> **Text excerpt**:
Author disclosure: no relevant financial affiliations disclosed.

ALTERNATIVE CODES FOR CHRONIC CARE MANAGEMENT

Most private insurance companies in our area do not pay for chronic care management (CCM) services (e.g., 99490, 99487, and 99489). Are there other codes for capturing this work?

Yes, but typically these codes are not allowed for services provided by clinical staff. Some health plans that do not pay for CCM because they consider it bundled with face-to-face services will pay for other non-face-to-face physician services. These examples are from past reimbursement policies of commercial health plans:Care plan oversight. While many health plans follow Medicare and don't pay for less than 30 minutes of care plan oversight in a calendar month when performed by a physician or other qualified health professional (QHP), some pay when the time exceeds 30 minutes. This may include only the following services: 99340, 99375, 99378, and 99380 (care plan oversight codes for ≥ 30 minutes of physician time),G0179 and G0180 (physician certification or recertification of a home health patient for Medicare-covered home health services under a home health plan of care),G0181 (physician supervision of a patient receiving Medicare-covered services provided by a participating home health agency),G0182 (physician supervision of a patient under a Medicare-approved hospice).Virtual and remote services. Health plans are increasingly paying for these services: 99421-99423 (online digital E/M for an established patient, for up to seven days, cumulative time),99452 (interprofessional telephone/internet/electronic health record referral service(s) provided by a treating/requesting physician or other qualified health care professional, 30 minutes),G2010 (remote evaluation of recorded video and/or images submitted by an established patient),G2012 and G2252 (brief communication technology-based service, e.g., virtual check-in, by a physician or other qualified health care professional; G2012 for 5–10 minutes of medical discussion, and G2252 for 11–20 minutes).See each health plan's individual reimbursement policies to determine opportunities to bill for non-face-to-face services in your area.

> **Extracted data**:
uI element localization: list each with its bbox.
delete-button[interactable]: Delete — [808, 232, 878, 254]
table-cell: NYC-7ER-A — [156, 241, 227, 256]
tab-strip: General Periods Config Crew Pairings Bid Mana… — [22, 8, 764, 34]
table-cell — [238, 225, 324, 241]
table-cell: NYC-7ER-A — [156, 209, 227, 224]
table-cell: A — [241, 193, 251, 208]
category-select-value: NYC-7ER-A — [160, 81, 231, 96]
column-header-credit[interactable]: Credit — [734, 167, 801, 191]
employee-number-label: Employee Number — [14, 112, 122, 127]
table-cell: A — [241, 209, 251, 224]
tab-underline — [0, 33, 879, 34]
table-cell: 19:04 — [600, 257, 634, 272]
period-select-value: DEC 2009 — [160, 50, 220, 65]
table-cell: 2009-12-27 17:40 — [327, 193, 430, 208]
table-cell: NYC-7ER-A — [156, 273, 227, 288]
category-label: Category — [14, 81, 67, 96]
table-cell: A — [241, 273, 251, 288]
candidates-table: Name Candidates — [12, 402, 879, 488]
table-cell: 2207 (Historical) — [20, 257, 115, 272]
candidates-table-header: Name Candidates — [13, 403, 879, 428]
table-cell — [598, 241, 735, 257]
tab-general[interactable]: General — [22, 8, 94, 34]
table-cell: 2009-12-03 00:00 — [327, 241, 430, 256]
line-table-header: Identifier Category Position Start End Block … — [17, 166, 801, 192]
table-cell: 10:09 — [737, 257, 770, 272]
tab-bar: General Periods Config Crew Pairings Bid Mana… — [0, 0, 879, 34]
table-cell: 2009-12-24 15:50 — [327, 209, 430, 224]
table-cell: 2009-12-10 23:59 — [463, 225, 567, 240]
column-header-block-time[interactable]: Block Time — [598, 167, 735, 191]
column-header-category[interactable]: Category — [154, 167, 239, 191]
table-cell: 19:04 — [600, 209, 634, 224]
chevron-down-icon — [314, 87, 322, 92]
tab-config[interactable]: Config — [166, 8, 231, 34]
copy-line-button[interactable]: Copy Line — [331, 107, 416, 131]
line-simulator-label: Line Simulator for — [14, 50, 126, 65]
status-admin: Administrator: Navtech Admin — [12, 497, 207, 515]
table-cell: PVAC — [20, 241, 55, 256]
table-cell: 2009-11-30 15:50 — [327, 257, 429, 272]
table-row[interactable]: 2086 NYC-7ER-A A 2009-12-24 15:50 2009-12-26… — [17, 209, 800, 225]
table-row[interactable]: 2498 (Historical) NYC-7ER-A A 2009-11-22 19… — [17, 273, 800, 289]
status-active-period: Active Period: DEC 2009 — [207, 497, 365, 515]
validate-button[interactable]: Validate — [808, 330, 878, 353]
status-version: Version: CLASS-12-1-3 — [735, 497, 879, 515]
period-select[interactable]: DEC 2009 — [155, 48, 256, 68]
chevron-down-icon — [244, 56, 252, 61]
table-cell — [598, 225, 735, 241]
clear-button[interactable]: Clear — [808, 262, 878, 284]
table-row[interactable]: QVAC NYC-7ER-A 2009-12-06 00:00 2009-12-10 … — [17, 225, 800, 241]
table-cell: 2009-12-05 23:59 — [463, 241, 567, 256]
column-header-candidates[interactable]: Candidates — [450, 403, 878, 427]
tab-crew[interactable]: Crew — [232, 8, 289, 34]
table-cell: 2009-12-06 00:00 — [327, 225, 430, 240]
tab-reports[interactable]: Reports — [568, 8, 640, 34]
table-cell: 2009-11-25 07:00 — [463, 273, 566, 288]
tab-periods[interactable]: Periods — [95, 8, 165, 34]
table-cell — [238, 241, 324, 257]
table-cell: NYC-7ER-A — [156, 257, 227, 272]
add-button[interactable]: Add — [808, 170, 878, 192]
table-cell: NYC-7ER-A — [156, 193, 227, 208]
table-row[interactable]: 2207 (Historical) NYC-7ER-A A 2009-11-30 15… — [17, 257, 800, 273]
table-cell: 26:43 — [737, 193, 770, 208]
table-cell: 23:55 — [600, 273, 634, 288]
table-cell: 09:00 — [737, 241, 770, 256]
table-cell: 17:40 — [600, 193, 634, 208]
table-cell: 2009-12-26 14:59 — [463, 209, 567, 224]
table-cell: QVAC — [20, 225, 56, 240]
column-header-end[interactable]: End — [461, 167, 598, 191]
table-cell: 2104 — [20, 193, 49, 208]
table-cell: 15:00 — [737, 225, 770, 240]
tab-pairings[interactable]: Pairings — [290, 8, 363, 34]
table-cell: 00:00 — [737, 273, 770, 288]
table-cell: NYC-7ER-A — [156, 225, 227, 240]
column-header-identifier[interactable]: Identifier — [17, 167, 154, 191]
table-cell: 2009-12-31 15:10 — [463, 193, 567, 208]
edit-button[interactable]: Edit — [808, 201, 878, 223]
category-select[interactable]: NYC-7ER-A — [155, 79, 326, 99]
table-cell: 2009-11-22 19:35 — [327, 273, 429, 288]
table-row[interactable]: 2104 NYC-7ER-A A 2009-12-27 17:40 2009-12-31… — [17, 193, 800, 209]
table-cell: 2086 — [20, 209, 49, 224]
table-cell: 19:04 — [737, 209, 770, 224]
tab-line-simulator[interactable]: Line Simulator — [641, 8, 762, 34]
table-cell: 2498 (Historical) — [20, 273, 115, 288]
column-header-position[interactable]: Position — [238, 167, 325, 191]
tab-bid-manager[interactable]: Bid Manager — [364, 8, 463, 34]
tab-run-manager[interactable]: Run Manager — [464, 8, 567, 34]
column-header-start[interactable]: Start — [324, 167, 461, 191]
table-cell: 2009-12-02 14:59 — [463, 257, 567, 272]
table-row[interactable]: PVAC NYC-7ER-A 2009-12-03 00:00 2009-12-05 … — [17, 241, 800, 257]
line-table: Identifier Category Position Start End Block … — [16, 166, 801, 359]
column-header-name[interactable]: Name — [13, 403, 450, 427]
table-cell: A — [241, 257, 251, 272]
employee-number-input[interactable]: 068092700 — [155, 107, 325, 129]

> **Required tasks**:
A. Reproduce the chronic care management coding text verbatim, from "Most private insurance" up to and including "capturing this work?".
B. Continue the chronic care management coding text from the point where it ends.

> **Activity answers**:
A.
Most private insurance companies in our area do not pay for chronic care management (CCM) services (e.g., 99490, 99487, and 99489). Are there other codes for capturing this work?

B.
ONLINE DIGITAL E/M BY NON-PHYSICIANS

When nurse practitioners or other advanced practice professionals provide an E/M service via our portal, should they report codes 99421-99423 or 98970-98972?

All QHPs whose scope of practice includes providing and independently reporting E/M services should report 99421-99423, because these codes are specifically for E/M services. Codes 98970-98972 are for assessment and management services by health care professionals who cannot independently provide E/M services but whose scope of practice includes assessmentand management services (e.g., registered dietitians and physical therapists).

REMOTE MONITORING WITH CCM

If I provide remote physiologic monitoring (code 99457) to a patient also receiving CCM services (99490) during the same month, do I need to use a modifier?

These codes are not bundled under the current National Correct Coding Initiative edits and are separately reportable in the same month as long as no time is counted toward both services. For example, if you or your clinical staff call patients to discuss weight gain per their remote physiologic monitoring data, the time spent addressing the weight gain counts toward remote physiologic monitoring treatment management and not towards CCM. Commercial health plans and Medicare contractors may have different payment policies, so check with them individually.

RETINAL IMAGING

When reporting retinal imaging for detection or monitoring of disease (e.g., code 92229 for unilateral or bilateral point-of-care automated analysis with diagnostic report), should I report two units of service for the bilateral procedure or append modifier -50?

Do neither. When a code descriptor includes the term “unilateral or bilateral,” report only one unit of service and do not append modifier -50 (bilateral procedure). The term “unilateral or bilateral” indicates that the code includes a bilateral service, and the imaging is reported the same whether it's performed unilaterally or bilaterally.

Cindy Hughes is an independent consulting editor based in El Dorado, Kan., and a contributing editor to FPM.

Author disclosure: no relevant financial affiliations disclosed.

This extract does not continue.